Task statement: Give the entries again, word for word.

[Data extracted from a collection]

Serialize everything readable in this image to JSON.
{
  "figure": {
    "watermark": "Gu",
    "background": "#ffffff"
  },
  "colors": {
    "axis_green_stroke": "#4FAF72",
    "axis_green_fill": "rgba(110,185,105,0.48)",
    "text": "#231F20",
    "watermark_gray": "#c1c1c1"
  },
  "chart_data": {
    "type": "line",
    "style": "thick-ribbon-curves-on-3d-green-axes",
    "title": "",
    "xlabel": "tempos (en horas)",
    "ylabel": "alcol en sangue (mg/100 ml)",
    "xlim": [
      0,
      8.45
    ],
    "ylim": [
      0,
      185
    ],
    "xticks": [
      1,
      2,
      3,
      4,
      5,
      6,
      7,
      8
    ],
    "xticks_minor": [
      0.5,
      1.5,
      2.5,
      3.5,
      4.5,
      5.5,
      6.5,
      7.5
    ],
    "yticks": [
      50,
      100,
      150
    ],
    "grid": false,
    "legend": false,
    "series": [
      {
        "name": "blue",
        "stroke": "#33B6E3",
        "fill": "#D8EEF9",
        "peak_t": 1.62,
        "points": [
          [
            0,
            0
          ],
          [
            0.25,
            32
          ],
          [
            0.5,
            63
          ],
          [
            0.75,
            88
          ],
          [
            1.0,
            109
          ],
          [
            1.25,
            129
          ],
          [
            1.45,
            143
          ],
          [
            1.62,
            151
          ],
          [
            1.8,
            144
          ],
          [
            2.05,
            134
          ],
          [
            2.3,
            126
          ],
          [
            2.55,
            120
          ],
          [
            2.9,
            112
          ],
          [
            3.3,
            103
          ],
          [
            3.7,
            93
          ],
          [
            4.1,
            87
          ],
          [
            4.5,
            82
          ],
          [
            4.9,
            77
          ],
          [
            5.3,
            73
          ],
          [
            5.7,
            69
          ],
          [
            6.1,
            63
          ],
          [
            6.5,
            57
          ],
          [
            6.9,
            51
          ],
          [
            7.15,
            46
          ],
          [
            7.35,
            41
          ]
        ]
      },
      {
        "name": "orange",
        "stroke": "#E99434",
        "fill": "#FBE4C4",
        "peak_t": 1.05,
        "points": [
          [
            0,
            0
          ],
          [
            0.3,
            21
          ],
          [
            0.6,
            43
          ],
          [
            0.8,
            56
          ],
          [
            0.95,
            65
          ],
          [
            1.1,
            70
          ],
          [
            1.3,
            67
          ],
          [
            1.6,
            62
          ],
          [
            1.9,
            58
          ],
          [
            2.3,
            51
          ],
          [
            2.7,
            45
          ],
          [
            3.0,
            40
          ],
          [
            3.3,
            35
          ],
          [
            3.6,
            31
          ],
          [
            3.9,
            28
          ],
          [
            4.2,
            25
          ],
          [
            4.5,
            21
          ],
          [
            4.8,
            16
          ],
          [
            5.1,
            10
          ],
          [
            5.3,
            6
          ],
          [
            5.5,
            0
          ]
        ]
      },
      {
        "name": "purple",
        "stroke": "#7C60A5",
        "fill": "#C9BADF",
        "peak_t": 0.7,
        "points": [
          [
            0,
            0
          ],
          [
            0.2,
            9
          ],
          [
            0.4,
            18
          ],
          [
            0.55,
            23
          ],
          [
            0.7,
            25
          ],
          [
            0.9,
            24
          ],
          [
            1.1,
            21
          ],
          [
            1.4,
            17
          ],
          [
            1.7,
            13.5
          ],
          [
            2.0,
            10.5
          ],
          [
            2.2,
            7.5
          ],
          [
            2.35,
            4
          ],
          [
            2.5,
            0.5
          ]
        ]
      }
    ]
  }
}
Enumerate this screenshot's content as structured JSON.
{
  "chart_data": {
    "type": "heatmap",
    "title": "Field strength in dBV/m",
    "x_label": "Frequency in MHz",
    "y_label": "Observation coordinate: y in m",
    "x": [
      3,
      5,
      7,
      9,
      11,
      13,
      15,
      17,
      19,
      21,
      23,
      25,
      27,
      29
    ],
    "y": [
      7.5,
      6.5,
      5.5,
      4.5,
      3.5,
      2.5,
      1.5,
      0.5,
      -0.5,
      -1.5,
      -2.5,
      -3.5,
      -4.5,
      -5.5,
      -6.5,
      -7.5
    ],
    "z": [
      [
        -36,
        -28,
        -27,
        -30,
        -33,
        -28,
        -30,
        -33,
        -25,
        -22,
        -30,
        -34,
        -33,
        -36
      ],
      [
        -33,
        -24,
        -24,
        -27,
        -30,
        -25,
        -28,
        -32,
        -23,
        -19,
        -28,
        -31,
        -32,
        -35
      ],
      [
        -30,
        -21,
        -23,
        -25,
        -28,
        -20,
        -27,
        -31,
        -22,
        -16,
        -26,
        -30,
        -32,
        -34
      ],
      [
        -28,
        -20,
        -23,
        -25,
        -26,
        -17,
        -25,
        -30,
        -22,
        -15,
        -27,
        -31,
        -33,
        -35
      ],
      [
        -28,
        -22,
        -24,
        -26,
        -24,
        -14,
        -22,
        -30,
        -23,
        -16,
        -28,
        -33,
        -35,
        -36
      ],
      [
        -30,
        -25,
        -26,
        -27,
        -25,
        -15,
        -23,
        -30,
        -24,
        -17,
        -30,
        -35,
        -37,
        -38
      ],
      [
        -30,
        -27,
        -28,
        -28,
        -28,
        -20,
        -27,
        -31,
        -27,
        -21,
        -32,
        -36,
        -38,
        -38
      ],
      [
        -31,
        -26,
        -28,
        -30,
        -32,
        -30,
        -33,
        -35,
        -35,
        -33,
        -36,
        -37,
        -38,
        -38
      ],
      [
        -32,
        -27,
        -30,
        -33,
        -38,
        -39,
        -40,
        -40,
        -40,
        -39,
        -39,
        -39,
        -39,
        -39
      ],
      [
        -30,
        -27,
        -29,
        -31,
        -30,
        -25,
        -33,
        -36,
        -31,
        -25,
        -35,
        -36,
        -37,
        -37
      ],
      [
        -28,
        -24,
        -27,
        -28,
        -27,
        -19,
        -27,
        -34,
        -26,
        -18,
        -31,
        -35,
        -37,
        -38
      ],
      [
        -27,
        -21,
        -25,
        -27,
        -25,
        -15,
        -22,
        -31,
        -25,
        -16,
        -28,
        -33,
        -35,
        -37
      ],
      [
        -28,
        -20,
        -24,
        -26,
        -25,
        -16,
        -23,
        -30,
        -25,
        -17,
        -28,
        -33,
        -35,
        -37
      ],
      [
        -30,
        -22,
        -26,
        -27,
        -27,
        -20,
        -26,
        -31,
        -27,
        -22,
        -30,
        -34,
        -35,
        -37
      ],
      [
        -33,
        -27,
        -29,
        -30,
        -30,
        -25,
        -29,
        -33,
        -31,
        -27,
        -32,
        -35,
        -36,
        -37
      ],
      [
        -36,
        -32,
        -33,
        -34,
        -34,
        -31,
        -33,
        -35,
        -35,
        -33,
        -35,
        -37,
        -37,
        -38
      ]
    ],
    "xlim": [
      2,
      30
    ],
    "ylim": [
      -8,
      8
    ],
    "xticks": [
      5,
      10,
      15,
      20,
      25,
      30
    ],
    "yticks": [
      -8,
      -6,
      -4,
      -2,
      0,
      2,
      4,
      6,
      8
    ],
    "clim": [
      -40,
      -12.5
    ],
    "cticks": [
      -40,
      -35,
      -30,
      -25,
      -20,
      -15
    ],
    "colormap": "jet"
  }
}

Final result:
Serialize everything readable in this image to JSON.
{
  "figure": {
    "watermark": "Gu",
    "background": "#ffffff"
  },
  "colors": {
    "axis_green_stroke": "#4FAF72",
    "axis_green_fill": "rgba(110,185,105,0.48)",
    "text": "#231F20",
    "watermark_gray": "#c1c1c1"
  },
  "chart_data": {
    "type": "line",
    "style": "thick-ribbon-curves-on-3d-green-axes",
    "title": "",
    "xlabel": "tempos (en horas)",
    "ylabel": "alcol en sangue (mg/100 ml)",
    "xlim": [
      0,
      8.45
    ],
    "ylim": [
      0,
      185
    ],
    "xticks": [
      1,
      2,
      3,
      4,
      5,
      6,
      7,
      8
    ],
    "xticks_minor": [
      0.5,
      1.5,
      2.5,
      3.5,
      4.5,
      5.5,
      6.5,
      7.5
    ],
    "yticks": [
      50,
      100,
      150
    ],
    "grid": false,
    "legend": false,
    "series": [
      {
        "name": "blue",
        "stroke": "#33B6E3",
        "fill": "#D8EEF9",
        "peak_t": 1.62,
        "points": [
          [
            0,
            0
          ],
          [
            0.25,
            32
          ],
          [
            0.5,
            63
          ],
          [
            0.75,
            88
          ],
          [
            1.0,
            109
          ],
          [
            1.25,
            129
          ],
          [
            1.45,
            143
          ],
          [
            1.62,
            151
          ],
          [
            1.8,
            144
          ],
          [
            2.05,
            134
          ],
          [
            2.3,
            126
          ],
          [
            2.55,
            120
          ],
          [
            2.9,
            112
          ],
          [
            3.3,
            103
          ],
          [
            3.7,
            93
          ],
          [
            4.1,
            87
          ],
          [
            4.5,
            82
          ],
          [
            4.9,
            77
          ],
          [
            5.3,
            73
          ],
          [
            5.7,
            69
          ],
          [
            6.1,
            63
          ],
          [
            6.5,
            57
          ],
          [
            6.9,
            51
          ],
          [
            7.15,
            46
          ],
          [
            7.35,
            41
          ]
        ]
      },
      {
        "name": "orange",
        "stroke": "#E99434",
        "fill": "#FBE4C4",
        "peak_t": 1.05,
        "points": [
          [
            0,
            0
          ],
          [
            0.3,
            21
          ],
          [
            0.6,
            43
          ],
          [
            0.8,
            56
          ],
          [
            0.95,
            65
          ],
          [
            1.1,
            70
          ],
          [
            1.3,
            67
          ],
          [
            1.6,
            62
          ],
          [
            1.9,
            58
          ],
          [
            2.3,
            51
          ],
          [
            2.7,
            45
          ],
          [
            3.0,
            40
          ],
          [
            3.3,
            35
          ],
          [
            3.6,
            31
          ],
          [
            3.9,
            28
          ],
          [
            4.2,
            25
          ],
          [
            4.5,
            21
          ],
          [
            4.8,
            16
          ],
          [
            5.1,
            10
          ],
          [
            5.3,
            6
          ],
          [
            5.5,
            0
          ]
        ]
      },
      {
        "name": "purple",
        "stroke": "#7C60A5",
        "fill": "#C9BADF",
        "peak_t": 0.7,
        "points": [
          [
            0,
            0
          ],
          [
            0.2,
            9
          ],
          [
            0.4,
            18
          ],
          [
            0.55,
            23
          ],
          [
            0.7,
            25
          ],
          [
            0.9,
            24
          ],
          [
            1.1,
            21
          ],
          [
            1.4,
            17
          ],
          [
            1.7,
            13.5
          ],
          [
            2.0,
            10.5
          ],
          [
            2.2,
            7.5
          ],
          [
            2.35,
            4
          ],
          [
            2.5,
            0.5
          ]
        ]
      }
    ]
  }
}
Enumerate this screenshot's content as structured JSON.
{
  "chart_data": {
    "type": "heatmap",
    "title": "Field strength in dBV/m",
    "x_label": "Frequency in MHz",
    "y_label": "Observation coordinate: y in m",
    "x": [
      3,
      5,
      7,
      9,
      11,
      13,
      15,
      17,
      19,
      21,
      23,
      25,
      27,
      29
    ],
    "y": [
      7.5,
      6.5,
      5.5,
      4.5,
      3.5,
      2.5,
      1.5,
      0.5,
      -0.5,
      -1.5,
      -2.5,
      -3.5,
      -4.5,
      -5.5,
      -6.5,
      -7.5
    ],
    "z": [
      [
        -36,
        -28,
        -27,
        -30,
        -33,
        -28,
        -30,
        -33,
        -25,
        -22,
        -30,
        -34,
        -33,
        -36
      ],
      [
        -33,
        -24,
        -24,
        -27,
        -30,
        -25,
        -28,
        -32,
        -23,
        -19,
        -28,
        -31,
        -32,
        -35
      ],
      [
        -30,
        -21,
        -23,
        -25,
        -28,
        -20,
        -27,
        -31,
        -22,
        -16,
        -26,
        -30,
        -32,
        -34
      ],
      [
        -28,
        -20,
        -23,
        -25,
        -26,
        -17,
        -25,
        -30,
        -22,
        -15,
        -27,
        -31,
        -33,
        -35
      ],
      [
        -28,
        -22,
        -24,
        -26,
        -24,
        -14,
        -22,
        -30,
        -23,
        -16,
        -28,
        -33,
        -35,
        -36
      ],
      [
        -30,
        -25,
        -26,
        -27,
        -25,
        -15,
        -23,
        -30,
        -24,
        -17,
        -30,
        -35,
        -37,
        -38
      ],
      [
        -30,
        -27,
        -28,
        -28,
        -28,
        -20,
        -27,
        -31,
        -27,
        -21,
        -32,
        -36,
        -38,
        -38
      ],
      [
        -31,
        -26,
        -28,
        -30,
        -32,
        -30,
        -33,
        -35,
        -35,
        -33,
        -36,
        -37,
        -38,
        -38
      ],
      [
        -32,
        -27,
        -30,
        -33,
        -38,
        -39,
        -40,
        -40,
        -40,
        -39,
        -39,
        -39,
        -39,
        -39
      ],
      [
        -30,
        -27,
        -29,
        -31,
        -30,
        -25,
        -33,
        -36,
        -31,
        -25,
        -35,
        -36,
        -37,
        -37
      ],
      [
        -28,
        -24,
        -27,
        -28,
        -27,
        -19,
        -27,
        -34,
        -26,
        -18,
        -31,
        -35,
        -37,
        -38
      ],
      [
        -27,
        -21,
        -25,
        -27,
        -25,
        -15,
        -22,
        -31,
        -25,
        -16,
        -28,
        -33,
        -35,
        -37
      ],
      [
        -28,
        -20,
        -24,
        -26,
        -25,
        -16,
        -23,
        -30,
        -25,
        -17,
        -28,
        -33,
        -35,
        -37
      ],
      [
        -30,
        -22,
        -26,
        -27,
        -27,
        -20,
        -26,
        -31,
        -27,
        -22,
        -30,
        -34,
        -35,
        -37
      ],
      [
        -33,
        -27,
        -29,
        -30,
        -30,
        -25,
        -29,
        -33,
        -31,
        -27,
        -32,
        -35,
        -36,
        -37
      ],
      [
        -36,
        -32,
        -33,
        -34,
        -34,
        -31,
        -33,
        -35,
        -35,
        -33,
        -35,
        -37,
        -37,
        -38
      ]
    ],
    "xlim": [
      2,
      30
    ],
    "ylim": [
      -8,
      8
    ],
    "xticks": [
      5,
      10,
      15,
      20,
      25,
      30
    ],
    "yticks": [
      -8,
      -6,
      -4,
      -2,
      0,
      2,
      4,
      6,
      8
    ],
    "clim": [
      -40,
      -12.5
    ],
    "cticks": [
      -40,
      -35,
      -30,
      -25,
      -20,
      -15
    ],
    "colormap": "jet"
  }
}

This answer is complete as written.